- _Problems_:
1. From the article on soot emissions, list every source of soot it names.
2. Please continue the article on soot and climate goals from its final sentence.

- _Article_:
Aggressive action to reduce soot emissions needed to meet climate change goals

Without aggressive action to reduce soot emissions, the time table for carbon dioxide emission reductions may need to be significantly accelerated in order to achieve international climate policy goals such as those set forth in last December’s Copenhagen Accord, according to “Assessing the climatic benefits of black carbon mitigation,” a study published online June 21 in the Proceedings of the National Academy of Sciences (PNAS).

The Princeton University researchers assessed the climatic contribution of “carbonaceous aerosols,” fine particulates emitted into the atmosphere and commonly known as soot. Soot is produced by the incomplete combustion of organic matter and comes from a variety of sources, ranging from diesel engines and coal combustion to biomass cook stoves, crop burning and wildfires.

Soot has complex effects on the global climate when airborne or deposited on snow. It has two main components: black carbon and organic carbon. Black carbon is dark and absorbs radiation, thus warming the atmosphere; organic carbon is light colored and reflective, so tends to have a cooling effect. Their effects on climate are complicated, in part because they depend on how they are mixed with other particles in the atmosphere, and in part because both types of aerosols can cool the climate through their effects on cloud formation. Black carbon also warms the Earth’s surface when it is falls out of the atmosphere and lands on snow or ice, darkening it.

“Because of uncertainties in these many effects, and because of differences in whether and how these effects get incorporated into various models, past studies of soot’s contribution to global warming have ranged widely,” said Robert Kopp, a post-doctoral researcher jointly in Princeton’s Woodrow Wilson School of Public & International Affairs and its Department of Geosciences. “We took several key studies, put them all on a common footing, and assessed what emerged.”

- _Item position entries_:
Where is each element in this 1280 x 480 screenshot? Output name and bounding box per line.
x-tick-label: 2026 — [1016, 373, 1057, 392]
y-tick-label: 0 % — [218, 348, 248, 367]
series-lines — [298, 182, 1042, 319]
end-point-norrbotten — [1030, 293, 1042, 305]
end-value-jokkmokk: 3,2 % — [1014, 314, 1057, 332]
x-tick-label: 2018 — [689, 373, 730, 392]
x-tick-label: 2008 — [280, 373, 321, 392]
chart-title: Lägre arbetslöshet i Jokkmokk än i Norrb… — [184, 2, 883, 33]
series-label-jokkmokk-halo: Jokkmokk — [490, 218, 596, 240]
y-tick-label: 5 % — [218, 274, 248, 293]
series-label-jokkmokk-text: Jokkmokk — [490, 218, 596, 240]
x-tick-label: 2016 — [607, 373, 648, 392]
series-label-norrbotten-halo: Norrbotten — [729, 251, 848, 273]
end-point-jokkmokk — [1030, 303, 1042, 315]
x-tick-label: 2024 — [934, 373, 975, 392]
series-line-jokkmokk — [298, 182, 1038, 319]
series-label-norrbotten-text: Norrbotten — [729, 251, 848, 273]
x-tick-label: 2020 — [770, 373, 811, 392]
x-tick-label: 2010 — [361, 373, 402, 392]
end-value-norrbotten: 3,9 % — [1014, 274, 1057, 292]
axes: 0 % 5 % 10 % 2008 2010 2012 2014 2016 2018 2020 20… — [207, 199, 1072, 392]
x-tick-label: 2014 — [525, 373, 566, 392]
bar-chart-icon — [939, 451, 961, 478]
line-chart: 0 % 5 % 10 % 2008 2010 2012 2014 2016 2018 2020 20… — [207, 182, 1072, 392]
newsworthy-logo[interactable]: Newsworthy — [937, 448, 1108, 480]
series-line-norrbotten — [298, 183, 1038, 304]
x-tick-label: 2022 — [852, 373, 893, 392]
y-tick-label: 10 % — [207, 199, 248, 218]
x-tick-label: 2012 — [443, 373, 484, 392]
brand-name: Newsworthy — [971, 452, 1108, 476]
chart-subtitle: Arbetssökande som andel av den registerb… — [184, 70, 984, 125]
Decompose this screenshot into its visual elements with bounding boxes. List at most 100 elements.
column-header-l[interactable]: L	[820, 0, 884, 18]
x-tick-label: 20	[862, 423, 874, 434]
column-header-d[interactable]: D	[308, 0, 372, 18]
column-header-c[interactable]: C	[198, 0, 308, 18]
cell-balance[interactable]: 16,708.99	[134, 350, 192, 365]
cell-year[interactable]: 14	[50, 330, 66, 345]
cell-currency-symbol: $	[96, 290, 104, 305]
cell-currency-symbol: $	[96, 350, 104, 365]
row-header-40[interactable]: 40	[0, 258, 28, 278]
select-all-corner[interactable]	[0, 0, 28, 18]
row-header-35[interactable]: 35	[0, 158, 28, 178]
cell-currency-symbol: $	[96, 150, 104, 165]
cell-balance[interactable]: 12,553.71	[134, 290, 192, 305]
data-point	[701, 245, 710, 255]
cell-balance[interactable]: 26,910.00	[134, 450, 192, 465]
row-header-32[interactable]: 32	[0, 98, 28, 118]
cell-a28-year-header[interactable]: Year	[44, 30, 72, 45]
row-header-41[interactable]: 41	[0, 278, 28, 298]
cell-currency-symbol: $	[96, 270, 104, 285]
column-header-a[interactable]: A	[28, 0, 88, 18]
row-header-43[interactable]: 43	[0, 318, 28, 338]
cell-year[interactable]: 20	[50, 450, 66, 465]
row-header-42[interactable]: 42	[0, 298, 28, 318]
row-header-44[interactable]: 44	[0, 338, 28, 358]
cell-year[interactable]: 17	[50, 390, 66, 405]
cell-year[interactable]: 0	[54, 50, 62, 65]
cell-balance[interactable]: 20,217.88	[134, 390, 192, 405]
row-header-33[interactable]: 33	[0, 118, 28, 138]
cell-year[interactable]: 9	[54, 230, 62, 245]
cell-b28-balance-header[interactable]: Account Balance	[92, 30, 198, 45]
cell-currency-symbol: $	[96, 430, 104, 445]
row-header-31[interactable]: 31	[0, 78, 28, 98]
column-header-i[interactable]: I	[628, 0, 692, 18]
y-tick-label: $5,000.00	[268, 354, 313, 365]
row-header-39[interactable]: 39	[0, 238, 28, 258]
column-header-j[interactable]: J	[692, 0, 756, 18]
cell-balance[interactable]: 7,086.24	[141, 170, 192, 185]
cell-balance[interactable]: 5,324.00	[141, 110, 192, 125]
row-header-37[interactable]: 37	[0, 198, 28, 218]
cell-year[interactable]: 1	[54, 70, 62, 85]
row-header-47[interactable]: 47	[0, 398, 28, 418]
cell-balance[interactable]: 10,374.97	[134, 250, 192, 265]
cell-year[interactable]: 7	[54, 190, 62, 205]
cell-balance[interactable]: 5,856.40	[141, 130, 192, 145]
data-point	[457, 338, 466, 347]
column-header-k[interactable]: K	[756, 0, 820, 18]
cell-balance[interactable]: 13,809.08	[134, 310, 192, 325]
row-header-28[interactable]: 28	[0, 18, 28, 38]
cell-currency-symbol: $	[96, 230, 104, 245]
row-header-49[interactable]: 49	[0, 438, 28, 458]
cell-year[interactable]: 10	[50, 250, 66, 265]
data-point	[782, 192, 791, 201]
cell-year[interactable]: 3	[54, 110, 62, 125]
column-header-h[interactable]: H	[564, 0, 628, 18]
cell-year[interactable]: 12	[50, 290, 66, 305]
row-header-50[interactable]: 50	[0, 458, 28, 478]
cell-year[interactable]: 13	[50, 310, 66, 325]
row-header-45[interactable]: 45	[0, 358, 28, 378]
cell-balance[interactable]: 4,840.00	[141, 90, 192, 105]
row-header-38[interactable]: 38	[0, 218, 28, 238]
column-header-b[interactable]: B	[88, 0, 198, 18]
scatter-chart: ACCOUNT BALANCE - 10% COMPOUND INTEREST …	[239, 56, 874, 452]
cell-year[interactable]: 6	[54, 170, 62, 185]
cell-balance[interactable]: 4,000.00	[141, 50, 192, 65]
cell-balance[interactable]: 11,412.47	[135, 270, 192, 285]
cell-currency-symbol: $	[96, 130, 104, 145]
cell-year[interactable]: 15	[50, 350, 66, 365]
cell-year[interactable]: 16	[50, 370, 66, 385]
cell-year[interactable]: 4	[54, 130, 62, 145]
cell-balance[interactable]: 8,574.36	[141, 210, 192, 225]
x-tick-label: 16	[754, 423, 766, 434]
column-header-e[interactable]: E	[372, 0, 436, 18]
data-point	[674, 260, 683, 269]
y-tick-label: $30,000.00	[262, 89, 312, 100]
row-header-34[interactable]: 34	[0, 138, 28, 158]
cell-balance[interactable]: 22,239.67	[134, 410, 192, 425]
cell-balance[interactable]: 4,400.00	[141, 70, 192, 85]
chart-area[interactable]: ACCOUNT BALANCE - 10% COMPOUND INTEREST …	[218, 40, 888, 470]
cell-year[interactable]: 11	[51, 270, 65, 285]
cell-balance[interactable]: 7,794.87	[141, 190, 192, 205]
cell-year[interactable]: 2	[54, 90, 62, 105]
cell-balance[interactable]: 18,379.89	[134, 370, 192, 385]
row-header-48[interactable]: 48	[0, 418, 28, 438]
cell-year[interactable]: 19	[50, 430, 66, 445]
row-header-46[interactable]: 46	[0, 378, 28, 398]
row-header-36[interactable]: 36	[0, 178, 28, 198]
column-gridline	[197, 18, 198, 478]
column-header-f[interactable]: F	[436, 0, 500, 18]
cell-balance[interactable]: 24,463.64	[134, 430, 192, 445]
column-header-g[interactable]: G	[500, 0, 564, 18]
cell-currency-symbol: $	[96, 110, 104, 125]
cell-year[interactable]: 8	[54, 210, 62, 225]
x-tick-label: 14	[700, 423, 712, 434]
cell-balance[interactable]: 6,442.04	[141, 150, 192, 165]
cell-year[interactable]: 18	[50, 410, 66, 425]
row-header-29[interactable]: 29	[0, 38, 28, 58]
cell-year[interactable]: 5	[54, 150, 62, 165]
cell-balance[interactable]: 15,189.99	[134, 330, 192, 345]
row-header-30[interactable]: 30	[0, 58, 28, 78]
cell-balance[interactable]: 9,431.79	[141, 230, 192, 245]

- _Answer set_:
1. Diesel engines, coal combustion, biomass cook stoves, crop burning, wildfires

2.
Using four sets of highly cited but disparate studies that span the range of past estimates, Kopp and Denise Mauzerall, associate professor of environmental engineering and international affairs, attempted to reconcile and standardize the results into one, common global metric.

Their best estimate indicates that eliminating soot pollution from “contained combustion” sources such as diesel engines and poorly-controlled coal sources would provide the world with an additional eight years (with an uncertainty range of about one to 15 years) to reduce carbon dioxide emissions. Conversely, if these sources of carbonaceous aerosols continued at levels seen in the 1990s, more aggressive reductions in carbon dioxide emissions than previously recognized would need to occur for the world to meet the goal of avoiding “dangerous anthropogenic interference with the climate system”.

“Unfortunately, most climate change mitigation scenarios used in policy contexts have focused exclusively on heat-trapping gases,” Mauzerall said. “This means those eight years aren’t actually eight years we can gain by cutting soot emissions; rather, our results suggest that we need to accelerate carbon dioxide emissions by about eight years relative to these scenarios if we don’t also act to reduce soot emissions.”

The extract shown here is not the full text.